• _Exercise data_
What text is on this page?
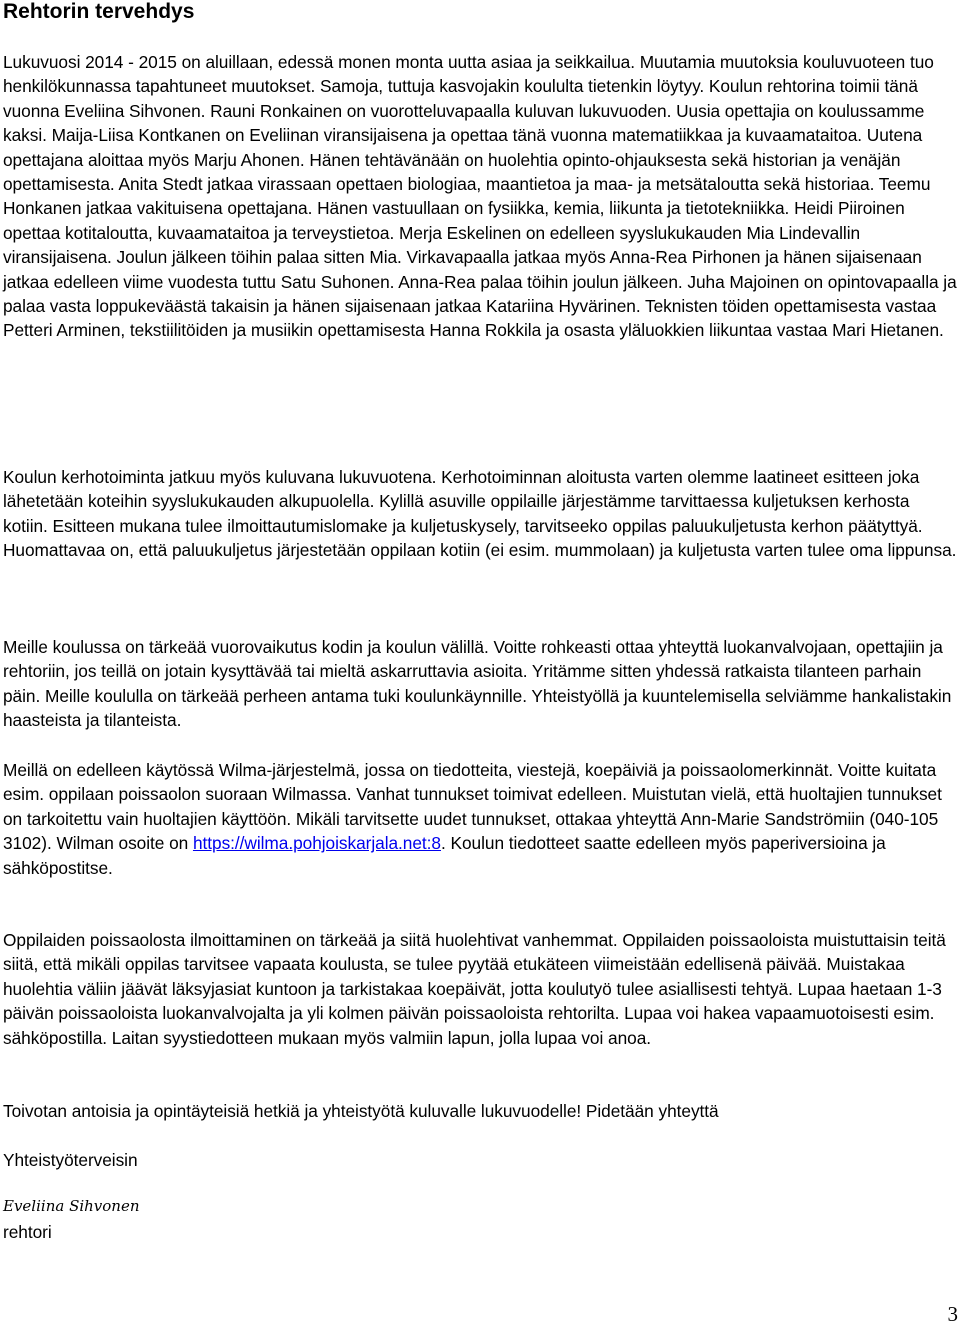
Rehtorin tervehdys

Lukuvuosi 2014 - 2015 on aluillaan, edessä monen monta uutta asiaa ja seikkailua. Muutamia muutoksia kouluvuoteen tuo henkilökunnassa tapahtuneet muutokset. Samoja, tuttuja kasvojakin koululta tietenkin löytyy. Koulun rehtorina toimii tänä vuonna Eveliina Sihvonen. Rauni Ronkainen on vuorotteluvapaalla kuluvan lukuvuoden. Uusia opettajia on koulussamme kaksi. Maija-Liisa Kontkanen on Eveliinan viransijaisena ja opettaa tänä vuonna matematiikkaa ja kuvaamataitoa. Uutena opettajana aloittaa myös Marju Ahonen. Hänen tehtävänään on huolehtia opinto-ohjauksesta sekä historian ja venäjän opettamisesta. Anita Stedt jatkaa virassaan opettaen biologiaa, maantietoa ja maa- ja metsätaloutta sekä historiaa. Teemu Honkanen jatkaa vakituisena opettajana. Hänen vastuullaan on fysiikka, kemia, liikunta ja tietotekniikka. Heidi Piiroinen opettaa kotitaloutta, kuvaamataitoa ja terveystietoa. Merja Eskelinen on edelleen syyslukukauden Mia Lindevallin viransijaisena. Joulun jälkeen töihin palaa sitten Mia. Virkavapaalla jatkaa myös Anna-Rea Pirhonen ja hänen sijaisenaan jatkaa edelleen viime vuodesta tuttu Satu Suhonen. Anna-Rea palaa töihin joulun jälkeen. Juha Majoinen on opintovapaalla ja palaa vasta loppukeväästä takaisin ja hänen sijaisenaan jatkaa Katariina Hyvärinen. Teknisten töiden opettamisesta vastaa Petteri Arminen, tekstiilitöiden ja musiikin opettamisesta Hanna Rokkila ja osasta yläluokkien liikuntaa vastaa Mari Hietanen.

Koulun kerhotoiminta jatkuu myös kuluvana lukuvuotena. Kerhotoiminnan aloitusta varten olemme laatineet esitteen joka lähetetään koteihin syyslukukauden alkupuolella. Kylillä asuville oppilaille järjestämme tarvittaessa kuljetuksen kerhosta kotiin. Esitteen mukana tulee ilmoittautumislomake ja kuljetuskysely, tarvitseeko oppilas paluukuljetusta kerhon päätyttyä. Huomattavaa on, että paluukuljetus järjestetään oppilaan kotiin (ei esim. mummolaan) ja kuljetusta varten tulee oma lippunsa.

Meille koulussa on tärkeää vuorovaikutus kodin ja koulun välillä. Voitte rohkeasti ottaa yhteyttä luokanvalvojaan, opettajiin ja rehtoriin, jos teillä on jotain kysyttävää tai mieltä askarruttavia asioita. Yritämme sitten yhdessä ratkaista tilanteen parhain päin. Meille koululla on tärkeää perheen antama tuki koulunkäynnille. Yhteistyöllä ja kuuntelemisella selviämme hankalistakin haasteista ja tilanteista.

Meillä on edelleen käytössä Wilma-järjestelmä, jossa on tiedotteita, viestejä, koepäiviä ja poissaolomerkinnät. Voitte kuitata esim. oppilaan poissaolon suoraan Wilmassa. Vanhat tunnukset toimivat edelleen. Muistutan vielä, että huoltajien tunnukset on tarkoitettu vain huoltajien käyttöön. Mikäli tarvitsette uudet tunnukset, ottakaa yhteyttä Ann-Marie Sandströmiin (040-105 3102). Wilman osoite on https://wilma.pohjoiskarjala.net:8. Koulun tiedotteet saatte edelleen myös paperiversioina ja sähköpostitse.

Oppilaiden poissaolosta ilmoittaminen on tärkeää ja siitä huolehtivat vanhemmat. Oppilaiden poissaoloista muistuttaisin teitä siitä, että mikäli oppilas tarvitsee vapaata koulusta, se tulee pyytää etukäteen viimeistään edellisenä päivää. Muistakaa huolehtia väliin jäävät läksyjasiat kuntoon ja tarkistakaa koepäivät, jotta koulutyö tulee asiallisesti tehtyä. Lupaa haetaan 1-3 päivän poissaoloista luokanvalvojalta ja yli kolmen päivän poissaoloista rehtorilta. Lupaa voi hakea vapaamuotoisesti esim. sähköpostilla. Laitan syystiedotteen mukaan myös valmiin lapun, jolla lupaa voi anoa.

Toivotan antoisia ja opintäyteisiä hetkiä ja yhteistyötä kuluvalle lukuvuodelle! Pidetään yhteyttä

Yhteistyöterveisin

Eveliina Sihvonen

rehtori

3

• _Requirements_
Count the lines in the records above that contain the word "Voitte", and give only the number.

• _Response to this task_
2